── EXTRAIT CITÉ ──

Premier film qui, avec L'humanité, Flandres et quelques séquences de Hadewijch, pourrait constituer un cycle du Houtland, le pays des bois de Marguerite Yourcenar, La vie de Jésus suit un groupe de jeunes gens dans quelques rues de Bailleul et sur les routes environnantes. Il est disponible aux éditions Montparnasse depuis 2002, enrichi d'une lecture du scénario par Jacques Bonnaffé, création sonore pour elle-même et, maintenant qu'elle est là, partie prenante de l'œuvre.

Bailleul donc, premier personnage de La vie de Jésus: Dumont vide les rues de ses gens, de ses voitures, pour tracer les perspectives de maisons rouges, les silhouettes assises devant les portes ou appuyées contre les murs, l’œil du monde en quelque sorte, et de temps en temps de vrombissants vélomoteurs qui se rêvent motocyclettes, dérisoire remake de L’équipée sauvage. Théâtre du racisme ordinaire et d’archaïques liens familiaux, Au Petit Casino, un café décentré autour de la télévision, images d'une course cycliste sur les pavés du Nord ou enfer du génocide au Rwanda et des tas de cadavres ensevelis au bulldozer. Quand il fait chaud, les corps transpirent, la sueur colle aux cheveux, les torses s'exposent et se marquent de chutes et de blessures.

───

Répondez aux questions suivantes à partir de l'extrait sur La vie de Jésus.
1. Dans les rues de quelle ville le film suit-il un groupe de jeunes gens ?
2. Qui lit le scénario dans l'édition parue aux éditions Montparnasse ?
3. Quel est le nom du café autour de la télévision ?

── LISTING FOURNI ──

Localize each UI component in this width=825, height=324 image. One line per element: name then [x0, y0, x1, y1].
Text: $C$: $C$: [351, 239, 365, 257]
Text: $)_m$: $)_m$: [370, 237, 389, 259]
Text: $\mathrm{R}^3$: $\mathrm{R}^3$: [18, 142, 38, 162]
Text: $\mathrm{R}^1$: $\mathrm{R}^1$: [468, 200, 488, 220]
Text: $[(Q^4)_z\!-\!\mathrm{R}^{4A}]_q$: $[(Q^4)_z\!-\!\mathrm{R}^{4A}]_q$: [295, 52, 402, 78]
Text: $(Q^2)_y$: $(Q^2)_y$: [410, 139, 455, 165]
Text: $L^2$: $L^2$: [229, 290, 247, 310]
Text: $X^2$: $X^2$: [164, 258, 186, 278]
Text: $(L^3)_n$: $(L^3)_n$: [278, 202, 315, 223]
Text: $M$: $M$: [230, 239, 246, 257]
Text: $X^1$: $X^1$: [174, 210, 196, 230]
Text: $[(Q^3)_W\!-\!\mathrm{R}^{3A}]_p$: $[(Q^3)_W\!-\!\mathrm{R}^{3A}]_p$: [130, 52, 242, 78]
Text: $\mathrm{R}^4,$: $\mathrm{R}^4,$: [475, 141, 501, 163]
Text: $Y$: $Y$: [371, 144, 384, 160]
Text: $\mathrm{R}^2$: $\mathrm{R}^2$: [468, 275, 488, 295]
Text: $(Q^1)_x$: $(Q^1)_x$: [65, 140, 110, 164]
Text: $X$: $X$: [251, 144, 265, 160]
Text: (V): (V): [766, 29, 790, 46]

───

(CORRIGÉ)
1. Bailleul.
2. Jacques Bonnaffé.
3. Au Petit Casino.